**Problem description**:
The records that follow should be retyped word for word.

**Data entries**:
───

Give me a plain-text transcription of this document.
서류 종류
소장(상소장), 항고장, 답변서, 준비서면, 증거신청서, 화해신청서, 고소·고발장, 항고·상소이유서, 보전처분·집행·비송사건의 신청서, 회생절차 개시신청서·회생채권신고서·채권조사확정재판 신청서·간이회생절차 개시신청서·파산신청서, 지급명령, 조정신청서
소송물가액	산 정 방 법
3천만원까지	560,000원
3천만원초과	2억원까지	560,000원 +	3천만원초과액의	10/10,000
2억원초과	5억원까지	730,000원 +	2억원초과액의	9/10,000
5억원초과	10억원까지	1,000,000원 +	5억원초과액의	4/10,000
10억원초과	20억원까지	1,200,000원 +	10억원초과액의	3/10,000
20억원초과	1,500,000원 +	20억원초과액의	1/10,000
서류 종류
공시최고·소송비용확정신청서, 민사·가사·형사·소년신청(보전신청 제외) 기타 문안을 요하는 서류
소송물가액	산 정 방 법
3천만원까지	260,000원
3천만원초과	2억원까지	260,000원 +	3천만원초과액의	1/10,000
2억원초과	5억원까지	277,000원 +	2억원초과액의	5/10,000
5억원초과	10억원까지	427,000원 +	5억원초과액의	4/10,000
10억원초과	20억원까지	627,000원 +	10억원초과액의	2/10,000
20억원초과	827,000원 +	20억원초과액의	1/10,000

───

**Result of this exercise**:
Give me a plain-text transcription of this document.
서류 종류
소장(상소장), 항고장, 답변서, 준비서면, 증거신청서, 화해신청서, 고소·고발장, 항고·상소이유서, 보전처분·집행·비송사건의 신청서, 회생절차 개시신청서·회생채권신고서·채권조사확정재판 신청서·간이회생절차 개시신청서·파산신청서, 지급명령, 조정신청서
소송물가액	산 정 방 법
3천만원까지	560,000원
3천만원초과	2억원까지	560,000원 +	3천만원초과액의	10/10,000
2억원초과	5억원까지	730,000원 +	2억원초과액의	9/10,000
5억원초과	10억원까지	1,000,000원 +	5억원초과액의	4/10,000
10억원초과	20억원까지	1,200,000원 +	10억원초과액의	3/10,000
20억원초과	1,500,000원 +	20억원초과액의	1/10,000
서류 종류
공시최고·소송비용확정신청서, 민사·가사·형사·소년신청(보전신청 제외) 기타 문안을 요하는 서류
소송물가액	산 정 방 법
3천만원까지	260,000원
3천만원초과	2억원까지	260,000원 +	3천만원초과액의	1/10,000
2억원초과	5억원까지	277,000원 +	2억원초과액의	5/10,000
5억원초과	10억원까지	427,000원 +	5억원초과액의	4/10,000
10억원초과	20억원까지	627,000원 +	10억원초과액의	2/10,000
20억원초과	827,000원 +	20억원초과액의	1/10,000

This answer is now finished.